***** MATERIAL SHOWN

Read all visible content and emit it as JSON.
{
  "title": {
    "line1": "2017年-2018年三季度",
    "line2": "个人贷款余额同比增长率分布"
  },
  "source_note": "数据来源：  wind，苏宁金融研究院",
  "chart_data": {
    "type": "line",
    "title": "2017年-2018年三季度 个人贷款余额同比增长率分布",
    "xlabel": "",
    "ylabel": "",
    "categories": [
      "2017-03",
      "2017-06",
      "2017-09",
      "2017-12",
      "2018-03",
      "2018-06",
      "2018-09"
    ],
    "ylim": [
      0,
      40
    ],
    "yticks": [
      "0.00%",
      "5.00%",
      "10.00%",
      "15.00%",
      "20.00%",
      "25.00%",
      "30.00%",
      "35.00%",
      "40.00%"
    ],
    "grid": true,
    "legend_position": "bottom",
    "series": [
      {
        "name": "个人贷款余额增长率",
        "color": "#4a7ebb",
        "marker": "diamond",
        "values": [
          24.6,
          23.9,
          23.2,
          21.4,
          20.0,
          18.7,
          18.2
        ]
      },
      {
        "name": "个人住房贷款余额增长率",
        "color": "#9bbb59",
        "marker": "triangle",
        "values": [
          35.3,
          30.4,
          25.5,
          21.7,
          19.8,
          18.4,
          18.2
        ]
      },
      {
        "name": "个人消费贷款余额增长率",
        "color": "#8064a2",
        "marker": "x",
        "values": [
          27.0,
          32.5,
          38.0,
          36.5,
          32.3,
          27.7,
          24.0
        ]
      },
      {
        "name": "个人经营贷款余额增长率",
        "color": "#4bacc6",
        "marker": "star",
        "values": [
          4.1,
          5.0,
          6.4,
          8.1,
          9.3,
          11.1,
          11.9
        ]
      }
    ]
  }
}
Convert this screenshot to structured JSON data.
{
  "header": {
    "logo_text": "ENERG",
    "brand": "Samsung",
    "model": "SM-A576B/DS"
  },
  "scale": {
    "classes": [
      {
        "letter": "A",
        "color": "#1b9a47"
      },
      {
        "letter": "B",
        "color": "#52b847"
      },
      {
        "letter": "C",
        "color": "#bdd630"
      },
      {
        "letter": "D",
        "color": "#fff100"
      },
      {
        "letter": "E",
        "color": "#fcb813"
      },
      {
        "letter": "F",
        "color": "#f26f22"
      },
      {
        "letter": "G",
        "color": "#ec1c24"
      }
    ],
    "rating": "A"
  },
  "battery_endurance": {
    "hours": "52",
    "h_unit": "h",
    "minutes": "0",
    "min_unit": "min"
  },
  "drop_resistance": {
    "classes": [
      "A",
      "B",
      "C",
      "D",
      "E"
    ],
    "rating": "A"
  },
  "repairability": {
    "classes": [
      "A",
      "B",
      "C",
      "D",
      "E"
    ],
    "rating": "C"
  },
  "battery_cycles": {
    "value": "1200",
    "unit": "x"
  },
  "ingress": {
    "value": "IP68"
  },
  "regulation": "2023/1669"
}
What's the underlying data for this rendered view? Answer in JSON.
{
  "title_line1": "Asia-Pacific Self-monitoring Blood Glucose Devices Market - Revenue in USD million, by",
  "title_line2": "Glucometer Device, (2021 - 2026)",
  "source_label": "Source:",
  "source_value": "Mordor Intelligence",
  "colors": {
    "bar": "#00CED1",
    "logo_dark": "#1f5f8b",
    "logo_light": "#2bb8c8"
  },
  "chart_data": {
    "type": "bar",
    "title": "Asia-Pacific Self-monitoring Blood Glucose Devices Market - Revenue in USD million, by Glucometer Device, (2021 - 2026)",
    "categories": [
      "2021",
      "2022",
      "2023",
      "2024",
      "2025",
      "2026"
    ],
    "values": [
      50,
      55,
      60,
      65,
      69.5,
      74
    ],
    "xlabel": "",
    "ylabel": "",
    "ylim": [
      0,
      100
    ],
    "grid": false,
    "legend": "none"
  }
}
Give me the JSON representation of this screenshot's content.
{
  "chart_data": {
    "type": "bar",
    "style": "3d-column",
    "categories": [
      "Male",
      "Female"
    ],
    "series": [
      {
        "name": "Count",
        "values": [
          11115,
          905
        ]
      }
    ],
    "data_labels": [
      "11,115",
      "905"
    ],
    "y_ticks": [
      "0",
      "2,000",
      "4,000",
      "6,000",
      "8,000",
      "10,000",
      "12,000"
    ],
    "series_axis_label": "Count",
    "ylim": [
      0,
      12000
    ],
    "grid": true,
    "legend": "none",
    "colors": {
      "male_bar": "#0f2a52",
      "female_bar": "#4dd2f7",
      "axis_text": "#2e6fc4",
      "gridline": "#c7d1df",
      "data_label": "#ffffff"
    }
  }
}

**********

Tally the lines of the listing that include "content". Reply with nothing but the count.

> [EXERCISE ANSWER]: 2